[Source data]
--- START ---

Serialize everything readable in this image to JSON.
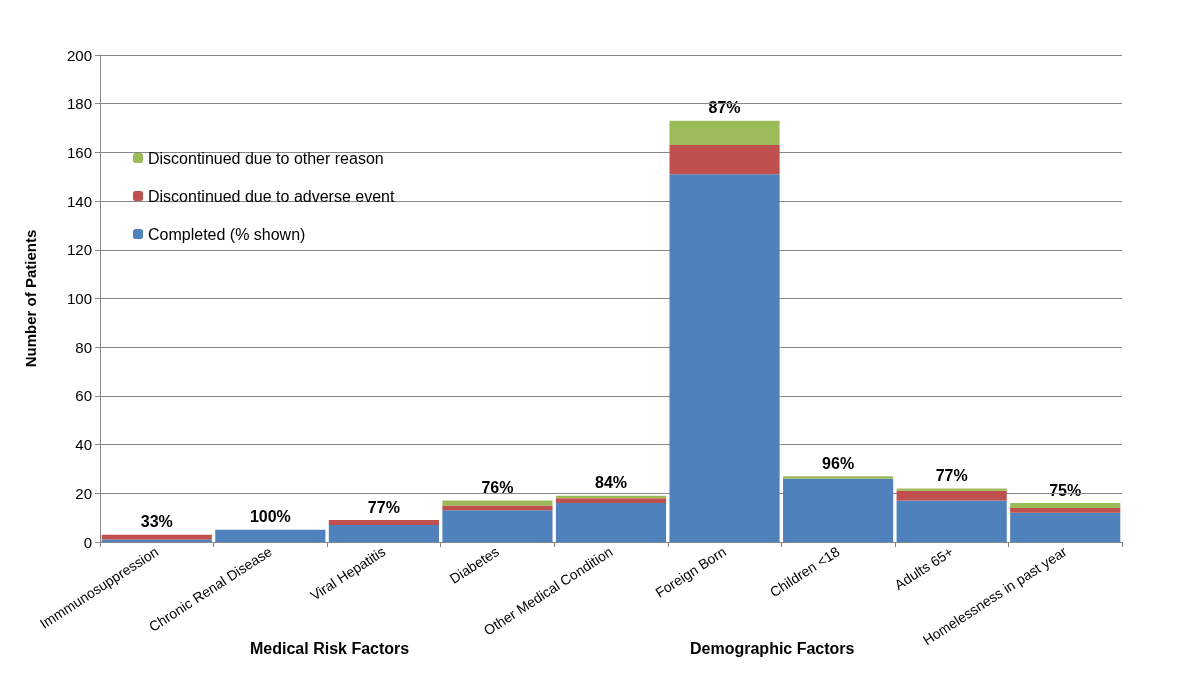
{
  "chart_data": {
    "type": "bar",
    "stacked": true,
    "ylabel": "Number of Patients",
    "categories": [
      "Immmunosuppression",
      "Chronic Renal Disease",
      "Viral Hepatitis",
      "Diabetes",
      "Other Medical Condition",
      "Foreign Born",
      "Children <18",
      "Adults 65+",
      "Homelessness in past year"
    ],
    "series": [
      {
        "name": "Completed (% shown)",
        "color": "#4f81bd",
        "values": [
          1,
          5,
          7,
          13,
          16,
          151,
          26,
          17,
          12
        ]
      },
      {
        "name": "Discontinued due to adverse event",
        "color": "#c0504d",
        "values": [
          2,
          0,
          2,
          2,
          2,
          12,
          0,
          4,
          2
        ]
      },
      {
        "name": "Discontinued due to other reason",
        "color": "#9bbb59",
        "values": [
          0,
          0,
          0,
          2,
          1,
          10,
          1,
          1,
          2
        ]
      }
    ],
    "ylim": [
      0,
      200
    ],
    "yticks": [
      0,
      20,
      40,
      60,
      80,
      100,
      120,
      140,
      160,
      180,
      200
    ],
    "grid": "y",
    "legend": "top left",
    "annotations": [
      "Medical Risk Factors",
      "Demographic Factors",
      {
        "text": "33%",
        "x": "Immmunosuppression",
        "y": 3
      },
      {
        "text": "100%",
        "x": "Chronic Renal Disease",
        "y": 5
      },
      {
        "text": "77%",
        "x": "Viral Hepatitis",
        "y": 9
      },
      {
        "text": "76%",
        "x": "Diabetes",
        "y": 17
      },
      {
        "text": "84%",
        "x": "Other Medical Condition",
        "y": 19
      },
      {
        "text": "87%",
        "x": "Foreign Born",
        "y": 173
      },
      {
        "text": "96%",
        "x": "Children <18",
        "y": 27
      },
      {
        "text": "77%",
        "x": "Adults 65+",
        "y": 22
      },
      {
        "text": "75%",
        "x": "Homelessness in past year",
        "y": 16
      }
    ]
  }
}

--- END ---
--- START ---

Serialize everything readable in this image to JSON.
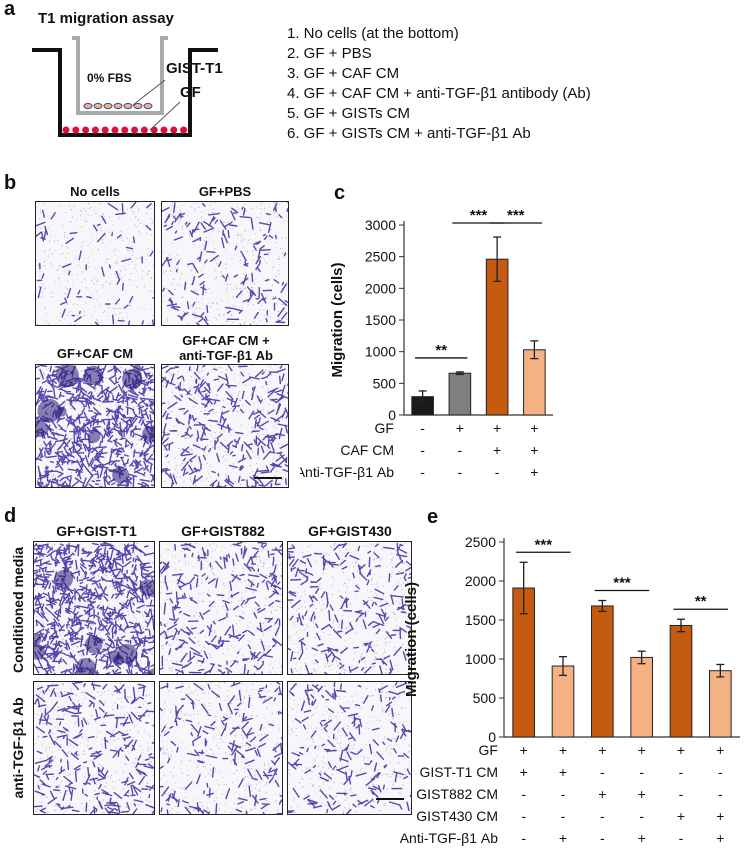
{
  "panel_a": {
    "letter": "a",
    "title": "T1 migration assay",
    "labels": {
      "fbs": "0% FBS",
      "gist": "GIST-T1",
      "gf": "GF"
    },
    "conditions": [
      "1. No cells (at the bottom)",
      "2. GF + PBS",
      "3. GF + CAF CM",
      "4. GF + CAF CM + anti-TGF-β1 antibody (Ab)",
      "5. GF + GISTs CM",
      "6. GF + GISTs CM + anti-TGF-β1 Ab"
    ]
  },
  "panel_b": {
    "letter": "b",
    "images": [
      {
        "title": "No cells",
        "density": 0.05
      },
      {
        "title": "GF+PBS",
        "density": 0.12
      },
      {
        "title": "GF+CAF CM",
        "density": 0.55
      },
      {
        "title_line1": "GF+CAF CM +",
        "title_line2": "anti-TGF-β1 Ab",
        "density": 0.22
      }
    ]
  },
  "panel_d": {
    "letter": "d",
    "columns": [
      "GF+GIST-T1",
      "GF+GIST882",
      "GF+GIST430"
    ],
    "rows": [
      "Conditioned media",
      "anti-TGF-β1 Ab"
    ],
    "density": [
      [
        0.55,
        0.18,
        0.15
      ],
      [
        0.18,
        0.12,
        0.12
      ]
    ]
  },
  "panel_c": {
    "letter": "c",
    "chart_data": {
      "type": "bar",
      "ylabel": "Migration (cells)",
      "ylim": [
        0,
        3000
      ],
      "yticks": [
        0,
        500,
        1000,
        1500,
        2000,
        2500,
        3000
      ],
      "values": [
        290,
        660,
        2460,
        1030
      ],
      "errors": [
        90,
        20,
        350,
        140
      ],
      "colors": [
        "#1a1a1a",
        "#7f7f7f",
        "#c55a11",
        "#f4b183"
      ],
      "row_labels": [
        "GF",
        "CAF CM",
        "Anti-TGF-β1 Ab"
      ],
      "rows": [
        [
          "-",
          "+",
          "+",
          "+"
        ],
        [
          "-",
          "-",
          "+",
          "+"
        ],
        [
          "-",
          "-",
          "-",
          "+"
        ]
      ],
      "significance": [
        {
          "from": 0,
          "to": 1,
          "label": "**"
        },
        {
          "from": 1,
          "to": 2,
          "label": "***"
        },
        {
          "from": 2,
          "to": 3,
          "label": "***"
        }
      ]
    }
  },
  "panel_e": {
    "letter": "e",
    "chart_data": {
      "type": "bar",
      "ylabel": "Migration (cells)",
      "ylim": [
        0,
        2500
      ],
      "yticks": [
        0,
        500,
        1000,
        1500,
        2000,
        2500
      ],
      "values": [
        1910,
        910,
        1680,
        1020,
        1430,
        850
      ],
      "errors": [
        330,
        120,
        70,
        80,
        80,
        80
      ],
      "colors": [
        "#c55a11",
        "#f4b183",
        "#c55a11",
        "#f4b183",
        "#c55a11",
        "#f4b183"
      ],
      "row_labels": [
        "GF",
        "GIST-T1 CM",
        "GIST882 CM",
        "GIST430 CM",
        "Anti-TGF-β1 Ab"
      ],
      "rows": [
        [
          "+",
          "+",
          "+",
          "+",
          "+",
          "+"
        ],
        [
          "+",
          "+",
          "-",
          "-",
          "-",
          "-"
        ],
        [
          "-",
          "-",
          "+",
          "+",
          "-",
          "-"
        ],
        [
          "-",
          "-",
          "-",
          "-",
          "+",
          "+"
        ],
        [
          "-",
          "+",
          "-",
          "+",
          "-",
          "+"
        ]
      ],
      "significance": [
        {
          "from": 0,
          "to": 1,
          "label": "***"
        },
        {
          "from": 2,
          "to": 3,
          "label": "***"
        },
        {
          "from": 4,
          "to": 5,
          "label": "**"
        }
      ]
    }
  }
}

--- END ---
--- START ---

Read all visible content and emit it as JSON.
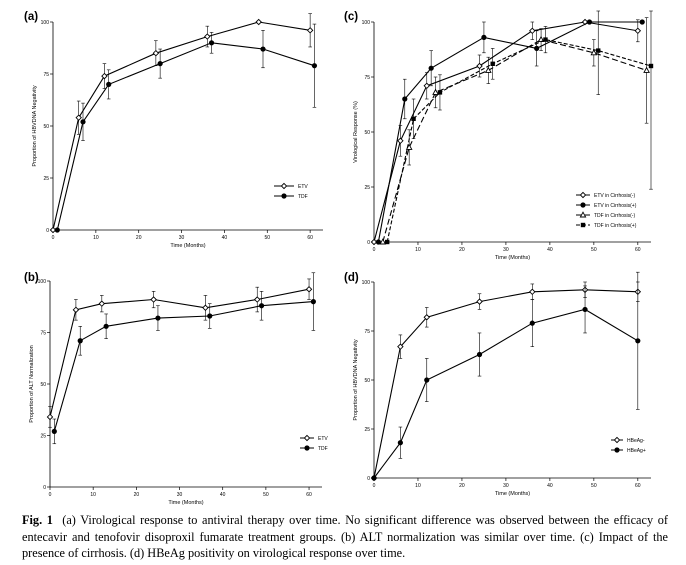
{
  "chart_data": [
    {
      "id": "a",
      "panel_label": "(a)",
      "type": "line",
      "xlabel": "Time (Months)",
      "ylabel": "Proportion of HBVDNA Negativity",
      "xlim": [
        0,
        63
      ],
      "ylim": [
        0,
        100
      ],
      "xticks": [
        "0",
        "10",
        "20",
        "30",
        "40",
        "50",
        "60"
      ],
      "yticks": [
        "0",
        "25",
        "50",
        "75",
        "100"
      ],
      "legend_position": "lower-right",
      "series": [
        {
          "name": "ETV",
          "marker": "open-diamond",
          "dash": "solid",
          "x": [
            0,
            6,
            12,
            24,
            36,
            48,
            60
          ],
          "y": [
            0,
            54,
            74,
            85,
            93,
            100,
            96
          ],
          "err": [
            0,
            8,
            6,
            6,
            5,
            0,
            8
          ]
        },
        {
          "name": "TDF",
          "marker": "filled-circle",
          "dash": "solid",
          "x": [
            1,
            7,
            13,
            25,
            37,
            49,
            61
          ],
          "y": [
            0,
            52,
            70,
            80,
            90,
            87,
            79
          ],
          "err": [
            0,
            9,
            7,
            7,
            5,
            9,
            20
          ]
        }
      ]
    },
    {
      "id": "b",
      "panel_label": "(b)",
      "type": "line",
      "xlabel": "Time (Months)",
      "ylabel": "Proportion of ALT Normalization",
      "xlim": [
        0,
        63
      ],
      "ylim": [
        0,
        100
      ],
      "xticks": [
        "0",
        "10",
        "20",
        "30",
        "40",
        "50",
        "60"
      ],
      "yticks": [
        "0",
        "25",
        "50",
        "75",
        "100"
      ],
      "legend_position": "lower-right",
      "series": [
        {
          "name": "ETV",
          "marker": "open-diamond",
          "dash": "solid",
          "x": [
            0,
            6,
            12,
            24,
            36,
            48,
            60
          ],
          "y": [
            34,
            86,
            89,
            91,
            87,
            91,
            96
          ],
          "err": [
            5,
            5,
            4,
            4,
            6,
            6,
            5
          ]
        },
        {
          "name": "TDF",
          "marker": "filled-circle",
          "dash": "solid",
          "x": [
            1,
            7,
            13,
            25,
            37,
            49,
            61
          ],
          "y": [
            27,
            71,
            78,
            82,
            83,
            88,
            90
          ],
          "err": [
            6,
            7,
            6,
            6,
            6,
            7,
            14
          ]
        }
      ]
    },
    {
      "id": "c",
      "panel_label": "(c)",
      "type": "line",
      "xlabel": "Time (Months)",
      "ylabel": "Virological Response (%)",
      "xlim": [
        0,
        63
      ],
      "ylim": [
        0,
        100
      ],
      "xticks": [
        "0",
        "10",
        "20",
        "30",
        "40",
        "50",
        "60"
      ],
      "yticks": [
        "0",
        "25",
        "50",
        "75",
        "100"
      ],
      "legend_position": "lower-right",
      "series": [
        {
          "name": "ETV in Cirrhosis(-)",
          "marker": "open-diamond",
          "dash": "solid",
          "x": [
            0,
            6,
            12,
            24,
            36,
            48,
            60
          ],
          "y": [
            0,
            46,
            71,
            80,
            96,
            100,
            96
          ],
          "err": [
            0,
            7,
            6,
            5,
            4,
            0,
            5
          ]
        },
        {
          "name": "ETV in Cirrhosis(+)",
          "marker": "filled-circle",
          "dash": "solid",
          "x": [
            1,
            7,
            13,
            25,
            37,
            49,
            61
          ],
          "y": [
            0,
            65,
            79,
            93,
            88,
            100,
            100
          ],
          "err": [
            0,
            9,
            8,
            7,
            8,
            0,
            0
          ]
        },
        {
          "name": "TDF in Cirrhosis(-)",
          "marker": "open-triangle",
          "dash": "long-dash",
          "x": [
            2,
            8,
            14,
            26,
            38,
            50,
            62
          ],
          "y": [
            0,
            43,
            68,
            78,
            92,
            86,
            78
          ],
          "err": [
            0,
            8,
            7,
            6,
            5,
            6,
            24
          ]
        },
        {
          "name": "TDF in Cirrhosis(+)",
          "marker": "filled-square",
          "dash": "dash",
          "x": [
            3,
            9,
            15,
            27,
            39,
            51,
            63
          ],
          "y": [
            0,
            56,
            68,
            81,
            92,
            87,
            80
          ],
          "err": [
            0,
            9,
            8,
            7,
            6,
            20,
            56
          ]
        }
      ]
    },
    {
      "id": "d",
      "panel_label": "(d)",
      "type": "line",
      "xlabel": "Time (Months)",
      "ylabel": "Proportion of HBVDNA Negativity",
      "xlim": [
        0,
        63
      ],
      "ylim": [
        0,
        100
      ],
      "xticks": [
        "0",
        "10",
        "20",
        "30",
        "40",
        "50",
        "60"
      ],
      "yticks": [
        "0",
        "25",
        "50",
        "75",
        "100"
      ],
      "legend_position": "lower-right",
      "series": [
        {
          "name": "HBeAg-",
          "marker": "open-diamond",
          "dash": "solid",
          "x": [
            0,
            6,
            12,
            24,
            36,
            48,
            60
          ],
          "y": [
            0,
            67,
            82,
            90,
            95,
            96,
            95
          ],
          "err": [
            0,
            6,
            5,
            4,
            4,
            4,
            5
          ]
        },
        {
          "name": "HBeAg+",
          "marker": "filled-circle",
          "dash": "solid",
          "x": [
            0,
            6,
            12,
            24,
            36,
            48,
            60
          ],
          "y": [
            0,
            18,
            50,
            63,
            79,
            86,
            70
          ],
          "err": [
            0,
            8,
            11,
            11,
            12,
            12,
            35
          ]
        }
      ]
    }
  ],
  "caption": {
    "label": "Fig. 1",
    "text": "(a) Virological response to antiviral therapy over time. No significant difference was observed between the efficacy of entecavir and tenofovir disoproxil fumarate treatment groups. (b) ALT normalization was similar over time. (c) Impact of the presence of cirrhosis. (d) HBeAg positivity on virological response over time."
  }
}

--- END ---

-- DIRECTIONS FOR THIS TASK --
Go through the entries above and report every line in which the word "Immmunosuppression" appears.

-- TASK RESULT --
      "Immmunosuppression",
        "x": "Immmunosuppression",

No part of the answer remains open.